Listings of boxed layout items:

^^^^

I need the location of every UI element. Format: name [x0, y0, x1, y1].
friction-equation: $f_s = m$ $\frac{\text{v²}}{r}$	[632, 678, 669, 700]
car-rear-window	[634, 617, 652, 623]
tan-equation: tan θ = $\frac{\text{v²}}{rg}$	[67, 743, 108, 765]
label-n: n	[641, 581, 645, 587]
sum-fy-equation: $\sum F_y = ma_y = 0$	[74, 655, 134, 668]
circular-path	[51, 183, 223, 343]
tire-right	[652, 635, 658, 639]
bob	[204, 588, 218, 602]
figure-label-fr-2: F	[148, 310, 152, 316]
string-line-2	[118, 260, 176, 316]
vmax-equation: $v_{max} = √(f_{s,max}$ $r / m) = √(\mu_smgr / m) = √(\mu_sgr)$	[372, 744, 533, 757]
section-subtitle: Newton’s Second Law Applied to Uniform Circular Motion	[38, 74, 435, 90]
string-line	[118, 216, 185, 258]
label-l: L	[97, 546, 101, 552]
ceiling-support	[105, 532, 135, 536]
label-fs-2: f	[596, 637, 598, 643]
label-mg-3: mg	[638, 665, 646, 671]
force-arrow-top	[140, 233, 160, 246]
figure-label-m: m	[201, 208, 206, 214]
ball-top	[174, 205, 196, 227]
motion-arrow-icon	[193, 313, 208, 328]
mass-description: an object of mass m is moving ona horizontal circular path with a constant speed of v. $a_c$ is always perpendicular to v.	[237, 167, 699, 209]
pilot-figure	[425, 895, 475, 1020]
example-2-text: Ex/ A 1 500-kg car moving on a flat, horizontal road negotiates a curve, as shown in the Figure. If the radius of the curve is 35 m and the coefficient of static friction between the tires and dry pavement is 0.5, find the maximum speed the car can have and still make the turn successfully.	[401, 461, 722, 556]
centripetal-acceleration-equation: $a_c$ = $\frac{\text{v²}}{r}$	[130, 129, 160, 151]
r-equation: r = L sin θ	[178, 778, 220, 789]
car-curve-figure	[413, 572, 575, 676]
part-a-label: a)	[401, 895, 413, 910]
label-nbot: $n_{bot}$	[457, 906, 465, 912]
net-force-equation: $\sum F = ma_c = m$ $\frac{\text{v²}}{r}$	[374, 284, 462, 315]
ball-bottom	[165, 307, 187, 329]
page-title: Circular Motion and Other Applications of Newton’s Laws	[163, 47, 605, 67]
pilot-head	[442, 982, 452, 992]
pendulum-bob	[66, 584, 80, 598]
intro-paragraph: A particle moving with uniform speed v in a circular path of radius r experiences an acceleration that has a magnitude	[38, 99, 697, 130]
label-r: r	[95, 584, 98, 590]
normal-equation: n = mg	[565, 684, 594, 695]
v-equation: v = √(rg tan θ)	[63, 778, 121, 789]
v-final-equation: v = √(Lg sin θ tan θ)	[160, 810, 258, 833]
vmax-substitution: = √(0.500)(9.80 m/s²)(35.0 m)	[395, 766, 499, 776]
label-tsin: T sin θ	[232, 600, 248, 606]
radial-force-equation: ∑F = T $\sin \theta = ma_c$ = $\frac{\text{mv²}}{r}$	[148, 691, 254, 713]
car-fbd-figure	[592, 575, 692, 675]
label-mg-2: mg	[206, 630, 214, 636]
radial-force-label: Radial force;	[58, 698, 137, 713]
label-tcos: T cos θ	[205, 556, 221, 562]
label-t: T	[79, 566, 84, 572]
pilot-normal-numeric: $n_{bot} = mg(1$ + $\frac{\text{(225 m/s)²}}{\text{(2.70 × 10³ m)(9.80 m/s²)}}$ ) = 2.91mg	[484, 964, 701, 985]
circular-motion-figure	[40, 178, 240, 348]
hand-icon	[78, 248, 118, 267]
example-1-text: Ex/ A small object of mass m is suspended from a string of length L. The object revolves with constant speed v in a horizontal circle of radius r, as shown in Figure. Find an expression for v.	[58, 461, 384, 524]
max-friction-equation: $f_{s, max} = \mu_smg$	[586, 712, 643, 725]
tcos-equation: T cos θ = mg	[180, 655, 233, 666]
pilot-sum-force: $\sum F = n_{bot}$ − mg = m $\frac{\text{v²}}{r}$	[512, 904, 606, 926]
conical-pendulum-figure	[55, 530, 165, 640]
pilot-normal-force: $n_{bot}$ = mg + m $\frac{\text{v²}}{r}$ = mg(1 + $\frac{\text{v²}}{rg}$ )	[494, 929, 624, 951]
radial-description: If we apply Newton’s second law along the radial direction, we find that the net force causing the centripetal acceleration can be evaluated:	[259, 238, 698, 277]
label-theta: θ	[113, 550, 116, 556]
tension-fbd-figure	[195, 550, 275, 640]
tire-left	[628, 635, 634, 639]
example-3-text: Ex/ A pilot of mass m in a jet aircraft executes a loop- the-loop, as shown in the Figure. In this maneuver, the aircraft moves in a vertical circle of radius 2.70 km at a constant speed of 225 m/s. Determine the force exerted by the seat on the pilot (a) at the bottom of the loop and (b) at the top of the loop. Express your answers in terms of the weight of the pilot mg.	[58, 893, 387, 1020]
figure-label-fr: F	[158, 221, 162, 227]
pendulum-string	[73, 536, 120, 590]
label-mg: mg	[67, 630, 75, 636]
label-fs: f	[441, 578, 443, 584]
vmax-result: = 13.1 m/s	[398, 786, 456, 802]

^^^^

**YOUR INSTRUCTIONS:** Quote all of the rows above verbatim, with no changes to any line.

**ANSWER FOR THIS EXERCISE:**
I need the location of every UI element. Format: name [x0, y0, x1, y1].
friction-equation: $f_s = m$ $\frac{\text{v²}}{r}$	[632, 678, 669, 700]
car-rear-window	[634, 617, 652, 623]
tan-equation: tan θ = $\frac{\text{v²}}{rg}$	[67, 743, 108, 765]
label-n: n	[641, 581, 645, 587]
sum-fy-equation: $\sum F_y = ma_y = 0$	[74, 655, 134, 668]
circular-path	[51, 183, 223, 343]
tire-right	[652, 635, 658, 639]
bob	[204, 588, 218, 602]
figure-label-fr-2: F	[148, 310, 152, 316]
string-line-2	[118, 260, 176, 316]
vmax-equation: $v_{max} = √(f_{s,max}$ $r / m) = √(\mu_smgr / m) = √(\mu_sgr)$	[372, 744, 533, 757]
section-subtitle: Newton’s Second Law Applied to Uniform Circular Motion	[38, 74, 435, 90]
string-line	[118, 216, 185, 258]
label-l: L	[97, 546, 101, 552]
ceiling-support	[105, 532, 135, 536]
label-fs-2: f	[596, 637, 598, 643]
label-mg-3: mg	[638, 665, 646, 671]
force-arrow-top	[140, 233, 160, 246]
figure-label-m: m	[201, 208, 206, 214]
ball-top	[174, 205, 196, 227]
motion-arrow-icon	[193, 313, 208, 328]
mass-description: an object of mass m is moving ona horizontal circular path with a constant speed of v. $a_c$ is always perpendicular to v.	[237, 167, 699, 209]
pilot-figure	[425, 895, 475, 1020]
example-2-text: Ex/ A 1 500-kg car moving on a flat, horizontal road negotiates a curve, as shown in the Figure. If the radius of the curve is 35 m and the coefficient of static friction between the tires and dry pavement is 0.5, find the maximum speed the car can have and still make the turn successfully.	[401, 461, 722, 556]
centripetal-acceleration-equation: $a_c$ = $\frac{\text{v²}}{r}$	[130, 129, 160, 151]
r-equation: r = L sin θ	[178, 778, 220, 789]
car-curve-figure	[413, 572, 575, 676]
part-a-label: a)	[401, 895, 413, 910]
label-nbot: $n_{bot}$	[457, 906, 465, 912]
net-force-equation: $\sum F = ma_c = m$ $\frac{\text{v²}}{r}$	[374, 284, 462, 315]
ball-bottom	[165, 307, 187, 329]
page-title: Circular Motion and Other Applications of Newton’s Laws	[163, 47, 605, 67]
pilot-head	[442, 982, 452, 992]
pendulum-bob	[66, 584, 80, 598]
intro-paragraph: A particle moving with uniform speed v in a circular path of radius r experiences an acceleration that has a magnitude	[38, 99, 697, 130]
label-r: r	[95, 584, 98, 590]
normal-equation: n = mg	[565, 684, 594, 695]
v-equation: v = √(rg tan θ)	[63, 778, 121, 789]
v-final-equation: v = √(Lg sin θ tan θ)	[160, 810, 258, 833]
vmax-substitution: = √(0.500)(9.80 m/s²)(35.0 m)	[395, 766, 499, 776]
label-tsin: T sin θ	[232, 600, 248, 606]
radial-force-equation: ∑F = T $\sin \theta = ma_c$ = $\frac{\text{mv²}}{r}$	[148, 691, 254, 713]
car-fbd-figure	[592, 575, 692, 675]
label-mg-2: mg	[206, 630, 214, 636]
radial-force-label: Radial force;	[58, 698, 137, 713]
label-tcos: T cos θ	[205, 556, 221, 562]
label-t: T	[79, 566, 84, 572]
pilot-normal-numeric: $n_{bot} = mg(1$ + $\frac{\text{(225 m/s)²}}{\text{(2.70 × 10³ m)(9.80 m/s²)}}$ ) = 2.91mg	[484, 964, 701, 985]
circular-motion-figure	[40, 178, 240, 348]
hand-icon	[78, 248, 118, 267]
example-1-text: Ex/ A small object of mass m is suspended from a string of length L. The object revolves with constant speed v in a horizontal circle of radius r, as shown in Figure. Find an expression for v.	[58, 461, 384, 524]
max-friction-equation: $f_{s, max} = \mu_smg$	[586, 712, 643, 725]
tcos-equation: T cos θ = mg	[180, 655, 233, 666]
pilot-sum-force: $\sum F = n_{bot}$ − mg = m $\frac{\text{v²}}{r}$	[512, 904, 606, 926]
conical-pendulum-figure	[55, 530, 165, 640]
pilot-normal-force: $n_{bot}$ = mg + m $\frac{\text{v²}}{r}$ = mg(1 + $\frac{\text{v²}}{rg}$ )	[494, 929, 624, 951]
radial-description: If we apply Newton’s second law along the radial direction, we find that the net force causing the centripetal acceleration can be evaluated:	[259, 238, 698, 277]
label-theta: θ	[113, 550, 116, 556]
tension-fbd-figure	[195, 550, 275, 640]
tire-left	[628, 635, 634, 639]
example-3-text: Ex/ A pilot of mass m in a jet aircraft executes a loop- the-loop, as shown in the Figure. In this maneuver, the aircraft moves in a vertical circle of radius 2.70 km at a constant speed of 225 m/s. Determine the force exerted by the seat on the pilot (a) at the bottom of the loop and (b) at the top of the loop. Express your answers in terms of the weight of the pilot mg.	[58, 893, 387, 1020]
figure-label-fr: F	[158, 221, 162, 227]
pendulum-string	[73, 536, 120, 590]
label-mg: mg	[67, 630, 75, 636]
label-fs: f	[441, 578, 443, 584]
vmax-result: = 13.1 m/s	[398, 786, 456, 802]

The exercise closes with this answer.